■ The task
Word for word, set down the records and skip each picture.

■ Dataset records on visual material
···
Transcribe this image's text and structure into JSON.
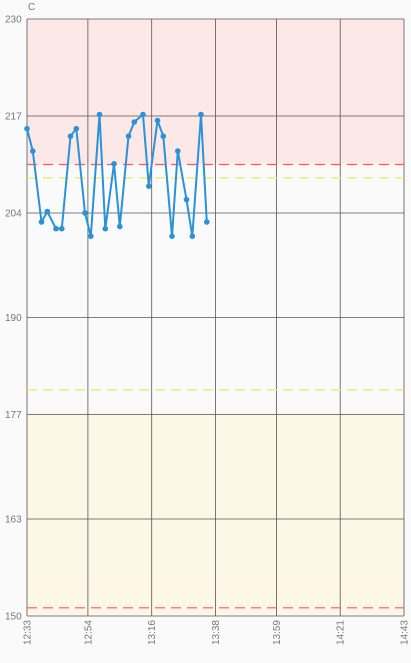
{
  "chart_data": {
    "type": "line",
    "unit": "C",
    "ylim": [
      150,
      230
    ],
    "y_ticks": [
      "230",
      "217",
      "204",
      "190",
      "177",
      "163",
      "150"
    ],
    "y_tick_values": [
      230,
      217,
      204,
      190,
      177,
      163,
      150
    ],
    "x_ticks": [
      "12:33",
      "12:54",
      "13:16",
      "13:38",
      "13:59",
      "14:21",
      "14:43"
    ],
    "x_range": [
      "12:33",
      "14:43"
    ],
    "grid": true,
    "legend": "none",
    "bands": [
      {
        "from": 210.5,
        "to": 230,
        "color": "#fde8e8"
      },
      {
        "from": 150,
        "to": 177.2,
        "color": "#fcf7e6"
      }
    ],
    "threshold_lines": [
      {
        "value": 210.5,
        "color": "#ff5a4e",
        "style": "dashed"
      },
      {
        "value": 208.7,
        "color": "#f5e84a",
        "style": "dashed"
      },
      {
        "value": 180.3,
        "color": "#f5e84a",
        "style": "dashed"
      },
      {
        "value": 151.1,
        "color": "#ff5a4e",
        "style": "dashed"
      }
    ],
    "series": [
      {
        "color": "#2a92d8",
        "x": [
          "12:33",
          "12:35",
          "12:38",
          "12:40",
          "12:43",
          "12:45",
          "12:48",
          "12:50",
          "12:53",
          "12:55",
          "12:58",
          "13:00",
          "13:03",
          "13:05",
          "13:08",
          "13:10",
          "13:13",
          "13:15",
          "13:18",
          "13:20",
          "13:23",
          "13:25",
          "13:28",
          "13:30",
          "13:33",
          "13:35"
        ],
        "values": [
          215.3,
          212.3,
          202.8,
          204.2,
          201.9,
          201.9,
          214.3,
          215.3,
          204.0,
          200.9,
          217.2,
          201.9,
          210.6,
          202.2,
          214.3,
          216.2,
          217.2,
          207.6,
          216.4,
          214.3,
          200.9,
          212.3,
          205.8,
          200.9,
          217.2,
          202.8
        ]
      }
    ]
  }
}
···
■ Complete output
Transcribe this image's text and structure into JSON.
{
  "chart_data": {
    "type": "line",
    "unit": "C",
    "ylim": [
      150,
      230
    ],
    "y_ticks": [
      "230",
      "217",
      "204",
      "190",
      "177",
      "163",
      "150"
    ],
    "y_tick_values": [
      230,
      217,
      204,
      190,
      177,
      163,
      150
    ],
    "x_ticks": [
      "12:33",
      "12:54",
      "13:16",
      "13:38",
      "13:59",
      "14:21",
      "14:43"
    ],
    "x_range": [
      "12:33",
      "14:43"
    ],
    "grid": true,
    "legend": "none",
    "bands": [
      {
        "from": 210.5,
        "to": 230,
        "color": "#fde8e8"
      },
      {
        "from": 150,
        "to": 177.2,
        "color": "#fcf7e6"
      }
    ],
    "threshold_lines": [
      {
        "value": 210.5,
        "color": "#ff5a4e",
        "style": "dashed"
      },
      {
        "value": 208.7,
        "color": "#f5e84a",
        "style": "dashed"
      },
      {
        "value": 180.3,
        "color": "#f5e84a",
        "style": "dashed"
      },
      {
        "value": 151.1,
        "color": "#ff5a4e",
        "style": "dashed"
      }
    ],
    "series": [
      {
        "color": "#2a92d8",
        "x": [
          "12:33",
          "12:35",
          "12:38",
          "12:40",
          "12:43",
          "12:45",
          "12:48",
          "12:50",
          "12:53",
          "12:55",
          "12:58",
          "13:00",
          "13:03",
          "13:05",
          "13:08",
          "13:10",
          "13:13",
          "13:15",
          "13:18",
          "13:20",
          "13:23",
          "13:25",
          "13:28",
          "13:30",
          "13:33",
          "13:35"
        ],
        "values": [
          215.3,
          212.3,
          202.8,
          204.2,
          201.9,
          201.9,
          214.3,
          215.3,
          204.0,
          200.9,
          217.2,
          201.9,
          210.6,
          202.2,
          214.3,
          216.2,
          217.2,
          207.6,
          216.4,
          214.3,
          200.9,
          212.3,
          205.8,
          200.9,
          217.2,
          202.8
        ]
      }
    ]
  }
}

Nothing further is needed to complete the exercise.